__Source material__:

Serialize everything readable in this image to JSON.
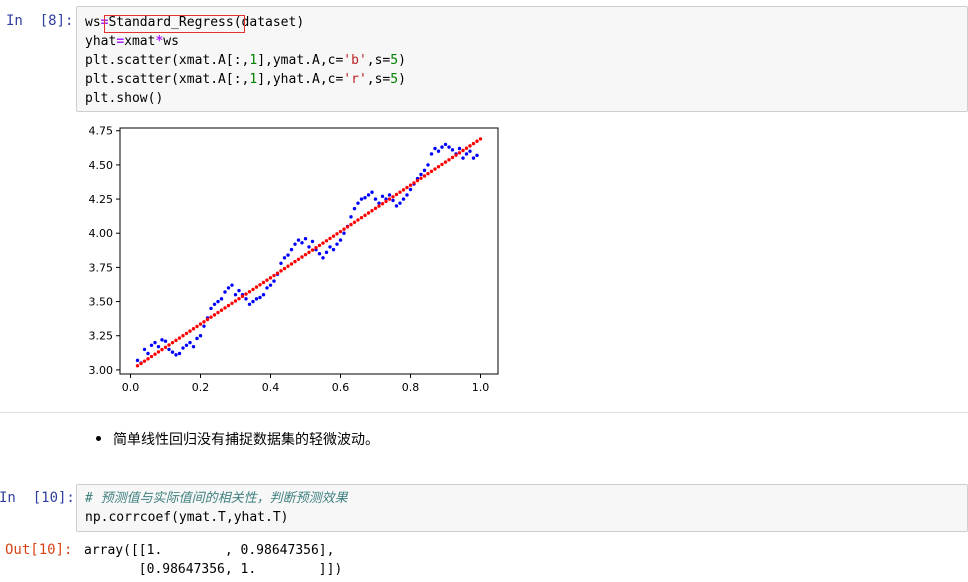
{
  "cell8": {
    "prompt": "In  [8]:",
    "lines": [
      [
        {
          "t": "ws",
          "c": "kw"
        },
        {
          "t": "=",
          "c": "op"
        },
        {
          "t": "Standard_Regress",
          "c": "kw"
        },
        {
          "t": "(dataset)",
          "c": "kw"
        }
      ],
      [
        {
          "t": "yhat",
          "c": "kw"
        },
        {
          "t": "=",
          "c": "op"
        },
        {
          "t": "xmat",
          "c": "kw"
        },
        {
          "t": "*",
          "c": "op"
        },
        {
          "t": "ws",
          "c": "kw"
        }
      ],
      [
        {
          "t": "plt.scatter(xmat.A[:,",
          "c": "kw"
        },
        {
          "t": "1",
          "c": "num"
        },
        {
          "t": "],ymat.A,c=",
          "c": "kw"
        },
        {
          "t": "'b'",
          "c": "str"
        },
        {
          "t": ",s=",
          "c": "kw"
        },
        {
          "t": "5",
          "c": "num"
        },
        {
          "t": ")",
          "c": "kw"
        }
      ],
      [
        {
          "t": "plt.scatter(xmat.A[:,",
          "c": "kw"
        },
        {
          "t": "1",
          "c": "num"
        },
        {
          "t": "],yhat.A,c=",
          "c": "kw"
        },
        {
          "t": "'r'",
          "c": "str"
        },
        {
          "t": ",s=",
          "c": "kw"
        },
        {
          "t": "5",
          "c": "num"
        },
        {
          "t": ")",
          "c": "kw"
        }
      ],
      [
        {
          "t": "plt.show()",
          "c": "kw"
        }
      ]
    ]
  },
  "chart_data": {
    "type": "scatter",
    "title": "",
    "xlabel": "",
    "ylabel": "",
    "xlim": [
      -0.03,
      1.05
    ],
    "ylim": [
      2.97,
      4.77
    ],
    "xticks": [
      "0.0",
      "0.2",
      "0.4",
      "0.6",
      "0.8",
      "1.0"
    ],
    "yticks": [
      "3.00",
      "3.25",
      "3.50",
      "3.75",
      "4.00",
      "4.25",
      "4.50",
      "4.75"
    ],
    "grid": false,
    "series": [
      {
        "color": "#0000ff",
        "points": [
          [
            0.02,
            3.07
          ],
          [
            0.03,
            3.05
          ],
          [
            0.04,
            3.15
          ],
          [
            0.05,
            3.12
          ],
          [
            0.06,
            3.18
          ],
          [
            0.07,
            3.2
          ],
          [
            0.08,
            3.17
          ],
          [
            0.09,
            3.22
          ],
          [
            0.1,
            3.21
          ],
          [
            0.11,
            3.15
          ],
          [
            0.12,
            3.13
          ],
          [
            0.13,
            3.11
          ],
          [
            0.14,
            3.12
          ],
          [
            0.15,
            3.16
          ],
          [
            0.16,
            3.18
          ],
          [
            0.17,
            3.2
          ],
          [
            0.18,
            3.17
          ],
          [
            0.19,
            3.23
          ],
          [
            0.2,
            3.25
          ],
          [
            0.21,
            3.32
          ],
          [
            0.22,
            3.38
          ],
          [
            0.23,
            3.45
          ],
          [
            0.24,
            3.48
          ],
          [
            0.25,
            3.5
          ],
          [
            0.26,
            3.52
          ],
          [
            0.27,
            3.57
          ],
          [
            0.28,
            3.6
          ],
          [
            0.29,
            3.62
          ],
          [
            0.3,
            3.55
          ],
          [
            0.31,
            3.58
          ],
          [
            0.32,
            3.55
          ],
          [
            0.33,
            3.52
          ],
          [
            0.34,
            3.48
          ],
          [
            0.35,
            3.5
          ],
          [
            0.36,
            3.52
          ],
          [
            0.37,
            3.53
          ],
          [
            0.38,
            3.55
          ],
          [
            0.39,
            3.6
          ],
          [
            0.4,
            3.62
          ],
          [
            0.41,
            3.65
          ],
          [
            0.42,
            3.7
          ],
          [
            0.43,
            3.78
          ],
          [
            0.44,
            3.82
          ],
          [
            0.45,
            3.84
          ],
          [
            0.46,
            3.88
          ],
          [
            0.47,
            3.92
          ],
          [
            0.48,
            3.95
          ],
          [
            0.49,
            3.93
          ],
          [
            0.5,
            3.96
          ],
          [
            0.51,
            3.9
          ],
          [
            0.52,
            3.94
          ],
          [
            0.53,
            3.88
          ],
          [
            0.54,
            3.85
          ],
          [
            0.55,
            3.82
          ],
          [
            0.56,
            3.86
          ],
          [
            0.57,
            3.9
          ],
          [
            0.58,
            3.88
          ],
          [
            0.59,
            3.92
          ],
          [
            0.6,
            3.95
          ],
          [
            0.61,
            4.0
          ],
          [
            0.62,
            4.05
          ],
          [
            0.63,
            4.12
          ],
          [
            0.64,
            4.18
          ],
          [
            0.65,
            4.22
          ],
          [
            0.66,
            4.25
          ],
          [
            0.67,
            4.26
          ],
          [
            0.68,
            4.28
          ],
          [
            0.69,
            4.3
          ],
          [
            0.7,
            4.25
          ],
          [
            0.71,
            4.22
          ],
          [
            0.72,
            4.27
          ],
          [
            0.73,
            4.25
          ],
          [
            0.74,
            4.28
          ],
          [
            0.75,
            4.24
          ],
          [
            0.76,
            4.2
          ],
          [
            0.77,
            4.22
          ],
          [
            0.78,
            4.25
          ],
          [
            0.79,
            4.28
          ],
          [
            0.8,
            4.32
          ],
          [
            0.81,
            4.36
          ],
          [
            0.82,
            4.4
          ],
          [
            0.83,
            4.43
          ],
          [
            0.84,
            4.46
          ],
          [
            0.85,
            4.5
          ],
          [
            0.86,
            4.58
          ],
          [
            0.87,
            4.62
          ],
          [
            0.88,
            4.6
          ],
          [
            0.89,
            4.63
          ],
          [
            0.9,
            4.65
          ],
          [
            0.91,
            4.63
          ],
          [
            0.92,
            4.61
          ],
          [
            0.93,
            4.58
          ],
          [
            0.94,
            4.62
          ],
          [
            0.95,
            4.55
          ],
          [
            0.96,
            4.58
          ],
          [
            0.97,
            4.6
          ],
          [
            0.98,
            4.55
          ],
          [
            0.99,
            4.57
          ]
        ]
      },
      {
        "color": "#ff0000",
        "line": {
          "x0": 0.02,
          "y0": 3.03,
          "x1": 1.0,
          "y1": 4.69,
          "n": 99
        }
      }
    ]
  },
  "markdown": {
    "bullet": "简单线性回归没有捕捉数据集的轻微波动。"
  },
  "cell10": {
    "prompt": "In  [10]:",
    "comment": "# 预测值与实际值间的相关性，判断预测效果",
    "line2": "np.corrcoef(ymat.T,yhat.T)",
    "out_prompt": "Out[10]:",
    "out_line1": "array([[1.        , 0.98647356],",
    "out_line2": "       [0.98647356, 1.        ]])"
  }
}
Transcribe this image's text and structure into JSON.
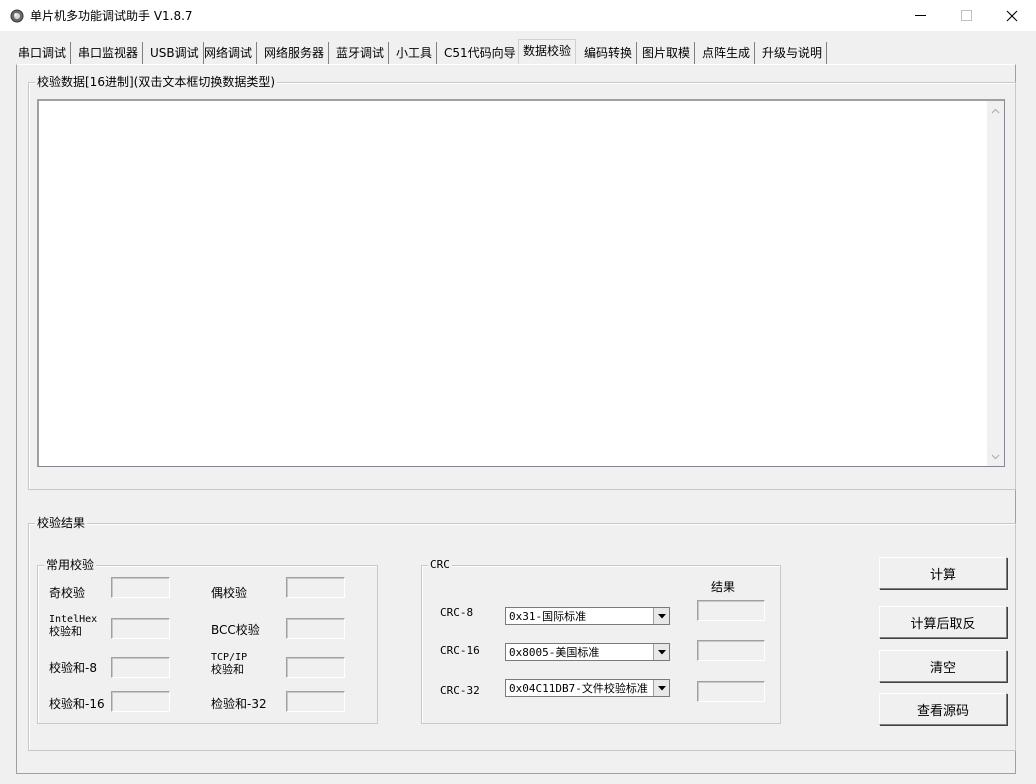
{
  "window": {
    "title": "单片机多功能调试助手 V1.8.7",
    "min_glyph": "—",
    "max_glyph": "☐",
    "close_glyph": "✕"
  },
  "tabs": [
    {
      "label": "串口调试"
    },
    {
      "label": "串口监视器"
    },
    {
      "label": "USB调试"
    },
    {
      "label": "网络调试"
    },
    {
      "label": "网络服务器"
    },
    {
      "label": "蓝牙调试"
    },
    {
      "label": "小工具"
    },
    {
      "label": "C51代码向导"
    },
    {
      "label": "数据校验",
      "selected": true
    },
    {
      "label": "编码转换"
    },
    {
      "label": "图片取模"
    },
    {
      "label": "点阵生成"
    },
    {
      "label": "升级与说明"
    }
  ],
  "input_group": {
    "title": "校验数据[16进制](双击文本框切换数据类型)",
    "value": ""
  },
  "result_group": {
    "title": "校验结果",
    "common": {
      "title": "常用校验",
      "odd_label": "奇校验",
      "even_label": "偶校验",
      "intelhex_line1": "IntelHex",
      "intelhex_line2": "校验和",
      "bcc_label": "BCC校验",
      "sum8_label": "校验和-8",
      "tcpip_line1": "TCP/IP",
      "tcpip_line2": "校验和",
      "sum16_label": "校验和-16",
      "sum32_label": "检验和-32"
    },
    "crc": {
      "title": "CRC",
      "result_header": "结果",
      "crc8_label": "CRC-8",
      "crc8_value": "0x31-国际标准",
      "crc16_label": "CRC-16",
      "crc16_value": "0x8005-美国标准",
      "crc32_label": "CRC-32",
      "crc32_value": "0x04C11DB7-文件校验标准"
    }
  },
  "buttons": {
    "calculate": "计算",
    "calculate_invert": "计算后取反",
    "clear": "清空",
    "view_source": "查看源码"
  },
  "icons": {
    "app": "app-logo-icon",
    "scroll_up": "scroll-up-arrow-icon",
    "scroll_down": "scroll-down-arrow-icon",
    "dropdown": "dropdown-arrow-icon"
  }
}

__Task directions__:
Filter the entries above down to the lines containing the word "title".

__Written answer__:
    "title": "",
    "title": "单片机多功能调试助手 V1.8.7",
    "title": "校验数据[16进制](双击文本框切换数据类型)",
    "title": "校验结果",
      "title": "常用校验",
      "title": "CRC",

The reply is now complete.